In the abstract on androgen receptor dynamics in prostate cancer cells, please state how long cells were tracked after paclitaxel treatment.

*** GIVEN TEXT ***

Abstract A29: Heterogeneity of androgen receptor dynamics and drug response in prostate cancer cells

Abstract

Abstract Background: Recent studies suggest that the spatio-temporal dynamics of critical signaling molecules can mediate heterogeneous response to therapeutic intervention. Here, we set out to apply live cell imaging of single cells in high throughput to correlate the dynamics of androgen receptor (AR) with response to taxane chemotherapy in heterogeneous prostate cancer (PCa) cell populations. Methods: We previously developed a 3-step high throughput imaging and data analysis workflow to improve measurements of the dynamic phenotype in heterogeneous populations. We treated PCa cells stably expressing GFP-AR with AR ligand and quantified nuclear/cytoplasmic GFP intensity to measure nuclear translocation of AR over a 30 min time course. Then we treated cells with paclitaxel and tracked cells' response for 24h. Results: Applied to PCa cell lines stably expressing GFP-AR, we measured considerable heterogeneity of AR translocation in response to ligand stimulation. We quantified populations of non-responders and classified responding cells based on the dynamics of AR. Evaluation of cell morphology revealed a fraction of relatively large cells to be exclusively slow responders to AR ligand. We measured heterogeneous response to treatment with paclitaxel that correlated with cell phenotype. Conclusion: We conclude that cell morphology features in heterogeneous PCa cell populations correlate with AR translocation dynamics and drug response. Future experiments will include expression of the constitutively active AR variant AR-v7 to analyze its effect on the dynamics of wild-type AR and on single cell response to paclitaxel chemotherapy. Note: This abstract was not presented at the conference. Citation Format: Katherin Patsch, Anjana Soundararajan, Mark Engeln, Mitchell E. Gross, Shannon M. Mumenthaler, Daniel Ruderman. Heterogeneity of androgen receptor dynamics and drug response in prostate cancer cells. [abstract]. In: Proceedings of the AACR Special Conference on Engineering and Physical Sciences in Oncology; 2016 Jun 25-28; Boston, MA. Philadelphia (PA): AACR; Cancer Res 2017;77(2 Suppl):Abstract nr A29.

*** DATA PROVIDED ***

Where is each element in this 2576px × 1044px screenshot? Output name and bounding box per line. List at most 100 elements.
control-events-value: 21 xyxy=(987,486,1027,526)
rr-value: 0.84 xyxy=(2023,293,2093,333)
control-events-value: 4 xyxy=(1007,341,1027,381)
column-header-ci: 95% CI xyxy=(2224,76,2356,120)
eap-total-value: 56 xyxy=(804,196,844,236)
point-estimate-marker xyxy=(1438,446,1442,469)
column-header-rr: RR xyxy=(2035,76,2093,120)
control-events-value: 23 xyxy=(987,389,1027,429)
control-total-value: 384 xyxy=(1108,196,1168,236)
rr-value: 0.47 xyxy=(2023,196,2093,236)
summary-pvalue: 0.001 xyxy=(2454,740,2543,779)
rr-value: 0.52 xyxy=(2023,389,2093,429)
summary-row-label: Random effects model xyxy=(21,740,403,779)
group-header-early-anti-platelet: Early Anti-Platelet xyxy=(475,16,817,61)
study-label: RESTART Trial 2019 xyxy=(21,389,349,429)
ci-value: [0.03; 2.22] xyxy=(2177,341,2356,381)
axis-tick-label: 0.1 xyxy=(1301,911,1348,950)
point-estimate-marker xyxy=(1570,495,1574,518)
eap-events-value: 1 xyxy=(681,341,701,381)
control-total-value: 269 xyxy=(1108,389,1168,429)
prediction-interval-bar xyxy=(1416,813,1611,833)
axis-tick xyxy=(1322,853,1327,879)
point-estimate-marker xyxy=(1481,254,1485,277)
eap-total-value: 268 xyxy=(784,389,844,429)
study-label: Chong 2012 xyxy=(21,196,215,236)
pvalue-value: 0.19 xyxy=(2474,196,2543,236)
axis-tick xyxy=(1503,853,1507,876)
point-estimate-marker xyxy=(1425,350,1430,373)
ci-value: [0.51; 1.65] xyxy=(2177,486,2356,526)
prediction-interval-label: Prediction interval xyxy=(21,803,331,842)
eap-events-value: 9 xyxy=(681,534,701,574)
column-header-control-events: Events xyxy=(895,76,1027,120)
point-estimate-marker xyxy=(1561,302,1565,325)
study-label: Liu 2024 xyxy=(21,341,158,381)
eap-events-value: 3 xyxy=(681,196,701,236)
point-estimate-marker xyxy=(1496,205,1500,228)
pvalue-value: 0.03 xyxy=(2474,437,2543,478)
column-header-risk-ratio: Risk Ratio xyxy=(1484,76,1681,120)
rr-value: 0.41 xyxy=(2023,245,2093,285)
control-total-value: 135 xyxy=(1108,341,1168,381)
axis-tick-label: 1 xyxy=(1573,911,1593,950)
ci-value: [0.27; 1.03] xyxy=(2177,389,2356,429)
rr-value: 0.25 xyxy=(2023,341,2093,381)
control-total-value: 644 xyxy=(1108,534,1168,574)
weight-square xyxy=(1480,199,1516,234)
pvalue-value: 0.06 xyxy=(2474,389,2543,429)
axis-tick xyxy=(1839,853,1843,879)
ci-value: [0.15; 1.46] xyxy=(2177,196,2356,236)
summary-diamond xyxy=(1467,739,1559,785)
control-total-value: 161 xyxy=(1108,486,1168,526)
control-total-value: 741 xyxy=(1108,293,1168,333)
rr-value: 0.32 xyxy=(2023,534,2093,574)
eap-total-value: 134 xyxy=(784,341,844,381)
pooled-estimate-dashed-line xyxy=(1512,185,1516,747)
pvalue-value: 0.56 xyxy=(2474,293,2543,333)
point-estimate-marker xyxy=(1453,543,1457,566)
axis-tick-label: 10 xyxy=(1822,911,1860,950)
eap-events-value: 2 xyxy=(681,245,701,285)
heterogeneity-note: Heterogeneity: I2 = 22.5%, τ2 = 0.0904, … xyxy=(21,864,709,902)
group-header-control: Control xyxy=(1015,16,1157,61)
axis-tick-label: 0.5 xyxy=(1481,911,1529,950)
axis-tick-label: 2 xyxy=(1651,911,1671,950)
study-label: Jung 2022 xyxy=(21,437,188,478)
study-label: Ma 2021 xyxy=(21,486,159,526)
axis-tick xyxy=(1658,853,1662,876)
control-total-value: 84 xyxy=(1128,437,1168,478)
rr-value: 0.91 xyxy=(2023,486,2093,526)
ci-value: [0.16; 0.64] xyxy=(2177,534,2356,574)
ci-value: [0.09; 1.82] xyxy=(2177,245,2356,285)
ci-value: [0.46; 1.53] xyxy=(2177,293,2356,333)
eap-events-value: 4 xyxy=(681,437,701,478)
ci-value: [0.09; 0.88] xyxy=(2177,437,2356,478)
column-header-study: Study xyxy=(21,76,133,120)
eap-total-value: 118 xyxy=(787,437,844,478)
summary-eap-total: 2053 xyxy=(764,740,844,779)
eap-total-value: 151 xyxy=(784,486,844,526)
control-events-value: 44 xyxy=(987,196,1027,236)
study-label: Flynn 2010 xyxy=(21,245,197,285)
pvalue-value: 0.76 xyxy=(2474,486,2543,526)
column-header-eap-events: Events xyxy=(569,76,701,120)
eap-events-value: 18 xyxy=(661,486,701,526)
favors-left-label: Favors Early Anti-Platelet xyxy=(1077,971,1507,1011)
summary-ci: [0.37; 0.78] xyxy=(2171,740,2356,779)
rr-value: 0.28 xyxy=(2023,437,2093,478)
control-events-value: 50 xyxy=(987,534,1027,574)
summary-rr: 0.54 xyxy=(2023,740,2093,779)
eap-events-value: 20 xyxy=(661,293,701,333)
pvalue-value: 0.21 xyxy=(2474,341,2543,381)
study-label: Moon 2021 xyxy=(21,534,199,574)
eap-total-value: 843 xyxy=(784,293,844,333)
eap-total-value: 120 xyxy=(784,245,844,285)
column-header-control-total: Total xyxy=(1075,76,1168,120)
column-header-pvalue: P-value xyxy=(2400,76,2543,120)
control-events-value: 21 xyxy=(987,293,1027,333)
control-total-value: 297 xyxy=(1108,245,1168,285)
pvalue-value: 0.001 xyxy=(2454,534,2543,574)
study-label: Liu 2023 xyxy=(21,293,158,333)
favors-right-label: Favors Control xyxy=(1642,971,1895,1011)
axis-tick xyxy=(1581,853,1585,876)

***

■ **PROBLEM SOLUTION**: 24 hours